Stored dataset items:
•••
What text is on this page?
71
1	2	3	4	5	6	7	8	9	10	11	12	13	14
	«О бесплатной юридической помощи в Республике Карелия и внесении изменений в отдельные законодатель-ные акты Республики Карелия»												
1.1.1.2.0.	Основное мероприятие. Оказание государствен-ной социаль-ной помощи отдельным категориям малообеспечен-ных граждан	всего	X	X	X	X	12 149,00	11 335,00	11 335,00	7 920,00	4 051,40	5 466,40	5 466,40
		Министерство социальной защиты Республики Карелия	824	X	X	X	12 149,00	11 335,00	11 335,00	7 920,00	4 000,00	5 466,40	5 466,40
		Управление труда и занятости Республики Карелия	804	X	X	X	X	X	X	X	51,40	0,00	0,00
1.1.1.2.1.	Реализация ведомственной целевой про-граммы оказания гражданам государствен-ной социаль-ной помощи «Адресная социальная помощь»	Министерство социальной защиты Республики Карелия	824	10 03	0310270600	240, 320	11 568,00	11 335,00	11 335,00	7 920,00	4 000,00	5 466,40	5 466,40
•••
## INSTRUCTIONS TO FOLLOW:
Output every line above without altering anything.

## FULL OUTPUT:
What text is on this page?
71
1	2	3	4	5	6	7	8	9	10	11	12	13	14
	«О бесплатной юридической помощи в Республике Карелия и внесении изменений в отдельные законодатель-ные акты Республики Карелия»												
1.1.1.2.0.	Основное мероприятие. Оказание государствен-ной социаль-ной помощи отдельным категориям малообеспечен-ных граждан	всего	X	X	X	X	12 149,00	11 335,00	11 335,00	7 920,00	4 051,40	5 466,40	5 466,40
		Министерство социальной защиты Республики Карелия	824	X	X	X	12 149,00	11 335,00	11 335,00	7 920,00	4 000,00	5 466,40	5 466,40
		Управление труда и занятости Республики Карелия	804	X	X	X	X	X	X	X	51,40	0,00	0,00
1.1.1.2.1.	Реализация ведомственной целевой про-граммы оказания гражданам государствен-ной социаль-ной помощи «Адресная социальная помощь»	Министерство социальной защиты Республики Карелия	824	10 03	0310270600	240, 320	11 568,00	11 335,00	11 335,00	7 920,00	4 000,00	5 466,40	5 466,40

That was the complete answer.